#### Given entries:
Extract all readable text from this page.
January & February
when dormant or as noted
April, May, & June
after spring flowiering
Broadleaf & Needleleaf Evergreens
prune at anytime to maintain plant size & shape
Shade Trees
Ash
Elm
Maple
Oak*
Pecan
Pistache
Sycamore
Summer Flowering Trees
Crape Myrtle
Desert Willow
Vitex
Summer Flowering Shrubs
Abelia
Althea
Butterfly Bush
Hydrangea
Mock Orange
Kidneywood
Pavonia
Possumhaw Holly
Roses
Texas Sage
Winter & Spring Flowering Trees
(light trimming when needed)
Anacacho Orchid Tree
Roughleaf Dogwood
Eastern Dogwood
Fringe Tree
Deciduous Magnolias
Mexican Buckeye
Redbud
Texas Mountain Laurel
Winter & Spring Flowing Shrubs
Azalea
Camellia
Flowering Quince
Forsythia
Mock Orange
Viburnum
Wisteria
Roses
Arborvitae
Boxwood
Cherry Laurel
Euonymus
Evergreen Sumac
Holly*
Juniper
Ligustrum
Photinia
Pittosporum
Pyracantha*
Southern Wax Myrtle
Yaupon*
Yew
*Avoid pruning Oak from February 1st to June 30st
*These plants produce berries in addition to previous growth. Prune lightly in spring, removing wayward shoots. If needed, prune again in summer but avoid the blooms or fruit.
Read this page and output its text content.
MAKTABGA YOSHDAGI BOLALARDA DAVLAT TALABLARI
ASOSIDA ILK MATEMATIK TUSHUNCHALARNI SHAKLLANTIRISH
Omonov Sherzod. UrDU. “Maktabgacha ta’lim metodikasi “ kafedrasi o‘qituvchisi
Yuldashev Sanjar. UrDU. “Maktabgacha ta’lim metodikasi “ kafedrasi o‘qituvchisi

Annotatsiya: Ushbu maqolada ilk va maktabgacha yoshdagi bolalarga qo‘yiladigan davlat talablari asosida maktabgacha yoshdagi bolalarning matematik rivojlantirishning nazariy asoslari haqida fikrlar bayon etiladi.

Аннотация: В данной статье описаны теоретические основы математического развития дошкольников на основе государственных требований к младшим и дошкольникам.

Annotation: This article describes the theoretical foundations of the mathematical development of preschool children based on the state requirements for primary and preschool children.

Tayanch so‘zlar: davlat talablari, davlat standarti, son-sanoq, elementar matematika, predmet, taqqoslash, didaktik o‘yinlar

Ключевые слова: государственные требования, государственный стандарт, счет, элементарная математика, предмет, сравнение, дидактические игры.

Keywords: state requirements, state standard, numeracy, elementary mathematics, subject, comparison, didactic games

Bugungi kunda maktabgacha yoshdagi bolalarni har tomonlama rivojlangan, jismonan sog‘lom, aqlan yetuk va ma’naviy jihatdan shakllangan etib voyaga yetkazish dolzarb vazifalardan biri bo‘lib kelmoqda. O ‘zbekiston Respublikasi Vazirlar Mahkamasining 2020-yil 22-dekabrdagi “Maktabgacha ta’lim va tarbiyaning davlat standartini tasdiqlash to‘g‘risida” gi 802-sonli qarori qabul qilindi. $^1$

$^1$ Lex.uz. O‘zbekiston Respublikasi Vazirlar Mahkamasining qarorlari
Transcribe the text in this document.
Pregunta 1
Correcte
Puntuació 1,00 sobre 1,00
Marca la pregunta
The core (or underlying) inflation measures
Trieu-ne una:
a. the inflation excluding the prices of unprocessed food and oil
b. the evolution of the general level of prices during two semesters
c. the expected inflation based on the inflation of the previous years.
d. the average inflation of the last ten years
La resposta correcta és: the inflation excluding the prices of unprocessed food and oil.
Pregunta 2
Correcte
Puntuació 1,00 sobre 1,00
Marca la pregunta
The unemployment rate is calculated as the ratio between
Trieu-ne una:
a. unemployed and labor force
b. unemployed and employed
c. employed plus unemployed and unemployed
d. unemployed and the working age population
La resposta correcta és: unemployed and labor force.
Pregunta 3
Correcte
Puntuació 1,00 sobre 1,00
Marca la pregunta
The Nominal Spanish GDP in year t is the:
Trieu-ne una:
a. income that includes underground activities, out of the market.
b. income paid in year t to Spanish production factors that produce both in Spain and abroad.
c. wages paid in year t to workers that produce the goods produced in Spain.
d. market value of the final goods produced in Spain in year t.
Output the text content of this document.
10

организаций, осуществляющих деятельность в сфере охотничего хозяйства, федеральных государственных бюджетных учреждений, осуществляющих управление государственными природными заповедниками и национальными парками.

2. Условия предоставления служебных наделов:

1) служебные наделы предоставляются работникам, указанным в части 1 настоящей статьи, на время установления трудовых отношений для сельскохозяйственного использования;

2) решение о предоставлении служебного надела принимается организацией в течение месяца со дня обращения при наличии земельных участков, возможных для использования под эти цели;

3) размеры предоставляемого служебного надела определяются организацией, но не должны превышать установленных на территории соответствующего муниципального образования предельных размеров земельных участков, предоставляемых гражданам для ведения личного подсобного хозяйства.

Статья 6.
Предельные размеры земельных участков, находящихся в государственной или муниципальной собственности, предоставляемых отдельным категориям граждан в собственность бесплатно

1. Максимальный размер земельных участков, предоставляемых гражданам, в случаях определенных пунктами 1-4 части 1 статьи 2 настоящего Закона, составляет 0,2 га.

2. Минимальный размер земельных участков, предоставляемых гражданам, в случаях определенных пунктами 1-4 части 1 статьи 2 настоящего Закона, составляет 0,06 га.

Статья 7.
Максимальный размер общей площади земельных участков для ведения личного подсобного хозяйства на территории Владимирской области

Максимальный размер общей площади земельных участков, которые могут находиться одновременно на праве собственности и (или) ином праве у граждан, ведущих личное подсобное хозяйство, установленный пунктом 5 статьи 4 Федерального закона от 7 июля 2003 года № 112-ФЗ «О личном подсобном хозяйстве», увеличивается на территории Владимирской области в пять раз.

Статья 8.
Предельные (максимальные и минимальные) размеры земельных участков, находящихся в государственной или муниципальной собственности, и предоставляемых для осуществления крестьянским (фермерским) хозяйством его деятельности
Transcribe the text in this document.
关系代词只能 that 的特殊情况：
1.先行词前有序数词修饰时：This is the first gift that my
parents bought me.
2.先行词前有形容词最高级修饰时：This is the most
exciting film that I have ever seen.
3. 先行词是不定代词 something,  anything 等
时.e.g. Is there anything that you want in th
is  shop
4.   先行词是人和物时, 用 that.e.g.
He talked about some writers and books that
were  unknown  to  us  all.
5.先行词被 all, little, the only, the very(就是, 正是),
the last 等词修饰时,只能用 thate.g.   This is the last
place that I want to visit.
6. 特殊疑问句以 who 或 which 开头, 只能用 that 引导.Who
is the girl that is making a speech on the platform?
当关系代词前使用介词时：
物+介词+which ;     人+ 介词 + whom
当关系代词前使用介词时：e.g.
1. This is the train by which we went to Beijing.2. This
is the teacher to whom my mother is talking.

#### Problem:
Transcribe the whole listing exactly.

#### Solution to the exercise:
Extract all readable text from this page.
January & February
when dormant or as noted
April, May, & June
after spring flowiering
Broadleaf & Needleleaf Evergreens
prune at anytime to maintain plant size & shape
Shade Trees
Ash
Elm
Maple
Oak*
Pecan
Pistache
Sycamore
Summer Flowering Trees
Crape Myrtle
Desert Willow
Vitex
Summer Flowering Shrubs
Abelia
Althea
Butterfly Bush
Hydrangea
Mock Orange
Kidneywood
Pavonia
Possumhaw Holly
Roses
Texas Sage
Winter & Spring Flowering Trees
(light trimming when needed)
Anacacho Orchid Tree
Roughleaf Dogwood
Eastern Dogwood
Fringe Tree
Deciduous Magnolias
Mexican Buckeye
Redbud
Texas Mountain Laurel
Winter & Spring Flowing Shrubs
Azalea
Camellia
Flowering Quince
Forsythia
Mock Orange
Viburnum
Wisteria
Roses
Arborvitae
Boxwood
Cherry Laurel
Euonymus
Evergreen Sumac
Holly*
Juniper
Ligustrum
Photinia
Pittosporum
Pyracantha*
Southern Wax Myrtle
Yaupon*
Yew
*Avoid pruning Oak from February 1st to June 30st
*These plants produce berries in addition to previous growth. Prune lightly in spring, removing wayward shoots. If needed, prune again in summer but avoid the blooms or fruit.
Read this page and output its text content.
MAKTABGA YOSHDAGI BOLALARDA DAVLAT TALABLARI
ASOSIDA ILK MATEMATIK TUSHUNCHALARNI SHAKLLANTIRISH
Omonov Sherzod. UrDU. “Maktabgacha ta’lim metodikasi “ kafedrasi o‘qituvchisi
Yuldashev Sanjar. UrDU. “Maktabgacha ta’lim metodikasi “ kafedrasi o‘qituvchisi

Annotatsiya: Ushbu maqolada ilk va maktabgacha yoshdagi bolalarga qo‘yiladigan davlat talablari asosida maktabgacha yoshdagi bolalarning matematik rivojlantirishning nazariy asoslari haqida fikrlar bayon etiladi.

Аннотация: В данной статье описаны теоретические основы математического развития дошкольников на основе государственных требований к младшим и дошкольникам.

Annotation: This article describes the theoretical foundations of the mathematical development of preschool children based on the state requirements for primary and preschool children.

Tayanch so‘zlar: davlat talablari, davlat standarti, son-sanoq, elementar matematika, predmet, taqqoslash, didaktik o‘yinlar

Ключевые слова: государственные требования, государственный стандарт, счет, элементарная математика, предмет, сравнение, дидактические игры.

Keywords: state requirements, state standard, numeracy, elementary mathematics, subject, comparison, didactic games

Bugungi kunda maktabgacha yoshdagi bolalarni har tomonlama rivojlangan, jismonan sog‘lom, aqlan yetuk va ma’naviy jihatdan shakllangan etib voyaga yetkazish dolzarb vazifalardan biri bo‘lib kelmoqda. O ‘zbekiston Respublikasi Vazirlar Mahkamasining 2020-yil 22-dekabrdagi “Maktabgacha ta’lim va tarbiyaning davlat standartini tasdiqlash to‘g‘risida” gi 802-sonli qarori qabul qilindi. $^1$

$^1$ Lex.uz. O‘zbekiston Respublikasi Vazirlar Mahkamasining qarorlari
Transcribe the text in this document.
Pregunta 1
Correcte
Puntuació 1,00 sobre 1,00
Marca la pregunta
The core (or underlying) inflation measures
Trieu-ne una:
a. the inflation excluding the prices of unprocessed food and oil
b. the evolution of the general level of prices during two semesters
c. the expected inflation based on the inflation of the previous years.
d. the average inflation of the last ten years
La resposta correcta és: the inflation excluding the prices of unprocessed food and oil.
Pregunta 2
Correcte
Puntuació 1,00 sobre 1,00
Marca la pregunta
The unemployment rate is calculated as the ratio between
Trieu-ne una:
a. unemployed and labor force
b. unemployed and employed
c. employed plus unemployed and unemployed
d. unemployed and the working age population
La resposta correcta és: unemployed and labor force.
Pregunta 3
Correcte
Puntuació 1,00 sobre 1,00
Marca la pregunta
The Nominal Spanish GDP in year t is the:
Trieu-ne una:
a. income that includes underground activities, out of the market.
b. income paid in year t to Spanish production factors that produce both in Spain and abroad.
c. wages paid in year t to workers that produce the goods produced in Spain.
d. market value of the final goods produced in Spain in year t.
Output the text content of this document.
10

организаций, осуществляющих деятельность в сфере охотничего хозяйства, федеральных государственных бюджетных учреждений, осуществляющих управление государственными природными заповедниками и национальными парками.

2. Условия предоставления служебных наделов:

1) служебные наделы предоставляются работникам, указанным в части 1 настоящей статьи, на время установления трудовых отношений для сельскохозяйственного использования;

2) решение о предоставлении служебного надела принимается организацией в течение месяца со дня обращения при наличии земельных участков, возможных для использования под эти цели;

3) размеры предоставляемого служебного надела определяются организацией, но не должны превышать установленных на территории соответствующего муниципального образования предельных размеров земельных участков, предоставляемых гражданам для ведения личного подсобного хозяйства.

Статья 6.
Предельные размеры земельных участков, находящихся в государственной или муниципальной собственности, предоставляемых отдельным категориям граждан в собственность бесплатно

1. Максимальный размер земельных участков, предоставляемых гражданам, в случаях определенных пунктами 1-4 части 1 статьи 2 настоящего Закона, составляет 0,2 га.

2. Минимальный размер земельных участков, предоставляемых гражданам, в случаях определенных пунктами 1-4 части 1 статьи 2 настоящего Закона, составляет 0,06 га.

Статья 7.
Максимальный размер общей площади земельных участков для ведения личного подсобного хозяйства на территории Владимирской области

Максимальный размер общей площади земельных участков, которые могут находиться одновременно на праве собственности и (или) ином праве у граждан, ведущих личное подсобное хозяйство, установленный пунктом 5 статьи 4 Федерального закона от 7 июля 2003 года № 112-ФЗ «О личном подсобном хозяйстве», увеличивается на территории Владимирской области в пять раз.

Статья 8.
Предельные (максимальные и минимальные) размеры земельных участков, находящихся в государственной или муниципальной собственности, и предоставляемых для осуществления крестьянским (фермерским) хозяйством его деятельности
Transcribe the text in this document.
关系代词只能 that 的特殊情况：
1.先行词前有序数词修饰时：This is the first gift that my
parents bought me.
2.先行词前有形容词最高级修饰时：This is the most
exciting film that I have ever seen.
3. 先行词是不定代词 something,  anything 等
时.e.g. Is there anything that you want in th
is  shop
4.   先行词是人和物时, 用 that.e.g.
He talked about some writers and books that
were  unknown  to  us  all.
5.先行词被 all, little, the only, the very(就是, 正是),
the last 等词修饰时,只能用 thate.g.   This is the last
place that I want to visit.
6. 特殊疑问句以 who 或 which 开头, 只能用 that 引导.Who
is the girl that is making a speech on the platform?
当关系代词前使用介词时：
物+介词+which ;     人+ 介词 + whom
当关系代词前使用介词时：e.g.
1. This is the train by which we went to Beijing.2. This
is the teacher to whom my mother is talking.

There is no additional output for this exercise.